• [TEXT SEGMENT]
-- START --

Texas is looking to get back in the business of winning — and if all goes well for the Longhorns, perhaps contending for a national title.
After posting records of 5-7, 8-5 and 9-4 the past three seasons and essentially turning into an average Big 12 team, Longhorns coach Mack Brown found himself fielding questions about his job security. This is the same Mack Brown that guided Texas to its first national championship in 35 years back in 2005, and restored glory to the legendary program.
Then came the three down seasons as the Longhorns were plagued by coaching instability, poor quarterback play and recruiting blunders.
But Brown believes his team, which has 19 returning starters from last year, is well-equipped to compete as a national contender again.
That’s why the No. 15 Longhorns are taking nothing for granted as they invade LaVell Edwards Stadium Saturday (5 p.m. MDT, ESPN2) to face BYU.
Despite the Cougars’ poor offensive performance in their season-opener, Brown said BYU is much better than it showed in a 19-16 setback at Virginia.

-- END --

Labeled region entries
-- START --

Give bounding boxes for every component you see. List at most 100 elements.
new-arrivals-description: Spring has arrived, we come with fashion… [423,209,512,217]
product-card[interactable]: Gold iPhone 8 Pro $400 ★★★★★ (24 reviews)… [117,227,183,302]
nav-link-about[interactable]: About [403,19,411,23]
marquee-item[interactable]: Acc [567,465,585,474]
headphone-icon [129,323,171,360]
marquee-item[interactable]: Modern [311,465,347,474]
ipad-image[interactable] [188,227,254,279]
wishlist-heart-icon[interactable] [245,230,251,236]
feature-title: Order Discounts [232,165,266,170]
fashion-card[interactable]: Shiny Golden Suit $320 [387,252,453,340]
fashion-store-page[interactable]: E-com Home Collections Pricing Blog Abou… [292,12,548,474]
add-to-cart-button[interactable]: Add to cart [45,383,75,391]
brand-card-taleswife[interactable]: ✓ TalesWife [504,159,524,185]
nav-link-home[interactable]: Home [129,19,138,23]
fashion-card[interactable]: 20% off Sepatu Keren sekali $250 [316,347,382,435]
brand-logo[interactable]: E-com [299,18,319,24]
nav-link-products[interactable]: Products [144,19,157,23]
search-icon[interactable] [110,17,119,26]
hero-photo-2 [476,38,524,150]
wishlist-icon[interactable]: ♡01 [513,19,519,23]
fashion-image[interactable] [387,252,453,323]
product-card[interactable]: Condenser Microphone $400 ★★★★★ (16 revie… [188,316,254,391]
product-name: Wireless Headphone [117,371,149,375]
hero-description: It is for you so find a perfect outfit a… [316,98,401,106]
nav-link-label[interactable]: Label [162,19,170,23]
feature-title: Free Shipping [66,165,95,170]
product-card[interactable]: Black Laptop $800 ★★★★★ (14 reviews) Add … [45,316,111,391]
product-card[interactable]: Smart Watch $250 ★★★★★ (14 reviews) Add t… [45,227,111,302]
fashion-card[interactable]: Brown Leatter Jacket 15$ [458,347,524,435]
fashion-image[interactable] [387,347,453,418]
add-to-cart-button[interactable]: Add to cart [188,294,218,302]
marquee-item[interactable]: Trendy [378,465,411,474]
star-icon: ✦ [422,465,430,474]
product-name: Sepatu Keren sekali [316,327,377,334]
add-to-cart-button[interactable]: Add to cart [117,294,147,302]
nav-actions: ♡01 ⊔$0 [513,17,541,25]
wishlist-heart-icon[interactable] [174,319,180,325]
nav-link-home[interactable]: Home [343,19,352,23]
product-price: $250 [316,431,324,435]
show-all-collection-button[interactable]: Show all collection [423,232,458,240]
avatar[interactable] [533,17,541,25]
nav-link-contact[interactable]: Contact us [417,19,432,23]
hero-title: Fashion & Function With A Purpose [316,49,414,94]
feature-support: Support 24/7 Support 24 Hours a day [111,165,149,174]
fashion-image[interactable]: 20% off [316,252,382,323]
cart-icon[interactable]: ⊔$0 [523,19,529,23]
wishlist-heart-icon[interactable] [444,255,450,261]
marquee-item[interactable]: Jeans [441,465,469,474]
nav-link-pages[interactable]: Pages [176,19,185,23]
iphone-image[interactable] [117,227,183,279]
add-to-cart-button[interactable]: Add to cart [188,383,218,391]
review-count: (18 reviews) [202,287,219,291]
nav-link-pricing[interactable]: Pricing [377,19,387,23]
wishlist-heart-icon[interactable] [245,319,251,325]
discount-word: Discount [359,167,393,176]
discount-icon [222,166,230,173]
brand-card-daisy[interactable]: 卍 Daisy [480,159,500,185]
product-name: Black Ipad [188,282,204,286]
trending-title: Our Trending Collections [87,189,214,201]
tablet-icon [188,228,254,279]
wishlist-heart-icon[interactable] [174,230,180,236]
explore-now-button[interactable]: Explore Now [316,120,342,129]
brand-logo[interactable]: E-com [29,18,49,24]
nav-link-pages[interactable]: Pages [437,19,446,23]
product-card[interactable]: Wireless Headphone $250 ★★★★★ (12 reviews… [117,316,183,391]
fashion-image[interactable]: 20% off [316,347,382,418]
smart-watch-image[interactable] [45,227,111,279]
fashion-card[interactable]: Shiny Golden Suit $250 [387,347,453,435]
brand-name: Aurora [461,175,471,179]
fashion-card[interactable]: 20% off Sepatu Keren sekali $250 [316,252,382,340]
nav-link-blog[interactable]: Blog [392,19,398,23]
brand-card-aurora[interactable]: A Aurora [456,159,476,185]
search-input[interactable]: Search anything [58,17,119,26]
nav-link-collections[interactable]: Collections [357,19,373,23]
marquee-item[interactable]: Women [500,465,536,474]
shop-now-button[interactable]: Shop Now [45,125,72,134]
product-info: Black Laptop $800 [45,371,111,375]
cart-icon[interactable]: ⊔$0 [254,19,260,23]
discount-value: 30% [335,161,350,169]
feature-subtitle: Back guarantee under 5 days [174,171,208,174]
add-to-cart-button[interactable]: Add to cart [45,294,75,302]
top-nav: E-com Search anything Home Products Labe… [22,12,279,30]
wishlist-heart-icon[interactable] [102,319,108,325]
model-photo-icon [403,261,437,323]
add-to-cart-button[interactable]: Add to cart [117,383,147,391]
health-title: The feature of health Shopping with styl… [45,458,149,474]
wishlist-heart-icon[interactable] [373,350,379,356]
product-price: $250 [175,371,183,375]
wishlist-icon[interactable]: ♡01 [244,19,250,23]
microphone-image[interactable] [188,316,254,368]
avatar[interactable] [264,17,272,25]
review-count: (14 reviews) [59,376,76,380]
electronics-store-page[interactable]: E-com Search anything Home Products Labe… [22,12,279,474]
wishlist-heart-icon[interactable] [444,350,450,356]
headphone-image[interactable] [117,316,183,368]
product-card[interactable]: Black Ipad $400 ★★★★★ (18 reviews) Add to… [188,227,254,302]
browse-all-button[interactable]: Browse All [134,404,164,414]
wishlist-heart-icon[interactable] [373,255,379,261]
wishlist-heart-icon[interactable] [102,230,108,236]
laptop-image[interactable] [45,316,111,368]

-- END --

• [TASK PROMPT]
Pick up the article on Texas facing BYU after its last sentence and carry it forward. The records have nothing to do with this.

• [ANSWER TO THIS TASK]
“The team that played Virginia Saturday night is not the one we'll see,” he said. “They had a two-hour lightning delay, and then it was an absolute downpour the second half. Virginia was able to block a punt and do some things that it's very difficult to play, and sometimes the best team doesn't win under those circumstances.”
Texas defensive coordinator Manny Diaz agreed.
"Certainly BYU has a very good football team. We know they're very dangerous,” Diaz said. “They'll be a little bit like a wounded animal. We'll get a better version of BYU than what we saw on tape from the Virginia game. A lot of very unusual circumstances. The field was like a quagmire for the second half of that game. Hard to put a lot of stock in their performance on Saturday. We know they've got some really good players. They've got an up-tempo, fast-paced offense that will be eager to show they're better than how they presented themselves week one."
Coming off a 56-7 trouncing of New Mexico State last weekend at home, the Longhorns are a little wary of playing in Provo.
"They're tough at home,” said Brown. “They've won 88.9 percent of their home games in the last seven years. They're 40-5. They've got great atmosphere, so that should be fun for our guys."
And there’s the altitude of 4,630 feet. During the offseason, Texas players trained by wearing silicone masks designed to imitate the effects of high-altitude training. Brown said his team is ready for the elevation.
“The only issue I’ve ever had was when we went to Wyoming (in 2009),” he said. “It was an issue, and we didn’t plan on it being one. So we didn’t want to go to Provo and not talk about it and not be prepared more.”
Texas linebacker Jordan Hicks said he doesn’t expect the altitude to make an impact in the game.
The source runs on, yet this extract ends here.